Within this material, how many lines have the string "Nowotwory" in them? The answer is a number, with nothing added.

— Start —

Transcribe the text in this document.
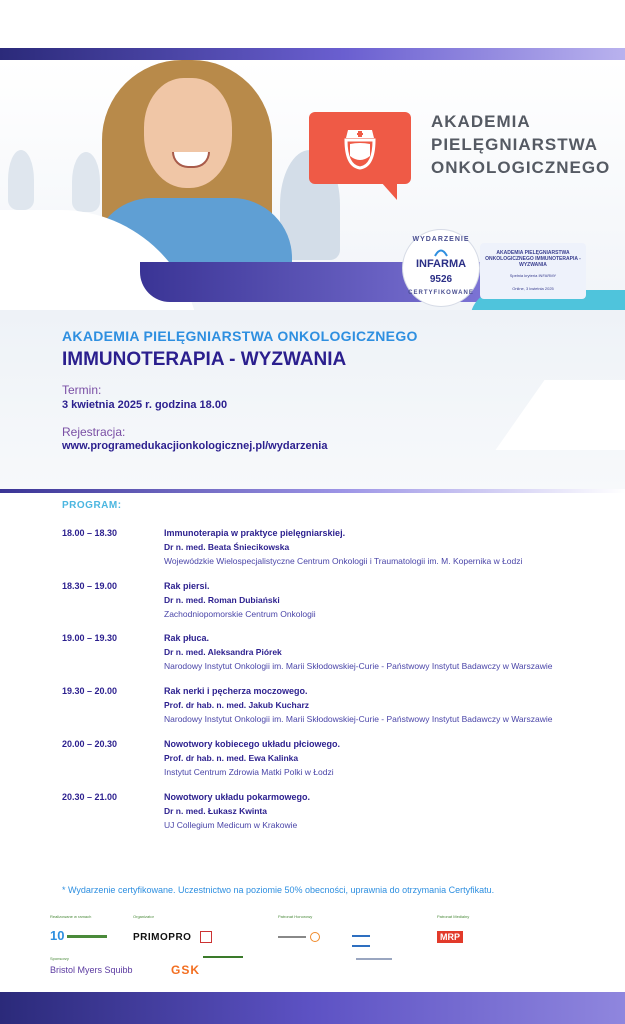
AKADEMIA
PIELĘGNIARSTWA
ONKOLOGICZNEGO
AKADEMIA PIELĘGNIARSTWA ONKOLOGICZNEGO IMMUNOTERAPIA - WYZWANIA
Spełnia kryteria INFARMY
Online, 3 kwietnia 2025
WYDARZENIE
INFARMA
9526
CERTYFIKOWANE
AKADEMIA PIELĘGNIARSTWA ONKOLOGICZNEGO
IMMUNOTERAPIA - WYZWANIA
Termin:
3 kwietnia 2025 r. godzina 18.00
Rejestracja:
www.programedukacjionkologicznej.pl/wydarzenia
PROGRAM:
18.00 – 18.30	Immunoterapia w praktyce pielęgniarskiej.
Dr n. med. Beata Śniecikowska
Wojewódzkie Wielospecjalistyczne Centrum Onkologii i Traumatologii im. M. Kopernika w Łodzi
18.30 – 19.00	Rak piersi.
Dr n. med. Roman Dubiański
Zachodniopomorskie Centrum Onkologii
19.00 – 19.30	Rak płuca.
Dr n. med. Aleksandra Piórek
Narodowy Instytut Onkologii im. Marii Skłodowskiej-Curie - Państwowy Instytut Badawczy w Warszawie
19.30 – 20.00	Rak nerki i pęcherza moczowego.
Prof. dr hab. n. med. Jakub Kucharz
Narodowy Instytut Onkologii im. Marii Skłodowskiej-Curie - Państwowy Instytut Badawczy w Warszawie
20.00 – 20.30	Nowotwory kobiecego układu płciowego.
Prof. dr hab. n. med. Ewa Kalinka
Instytut Centrum Zdrowia Matki Polki w Łodzi
20.30 – 21.00	Nowotwory układu pokarmowego.
Dr n. med. Łukasz Kwinta
UJ Collegium Medicum w Krakowie
* Wydarzenie certyfikowane. Uczestnictwo na poziomie 50% obecności, uprawnia do otrzymania Certyfikatu.
Realizowane w ramach	Organizator	Patronat Honorowy	Patronat Medialny
10	PRIMOPRO

	MRP
Sponsorzy
Bristol Myers Squibb	GSK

— End —

WRITTEN REPLY →
2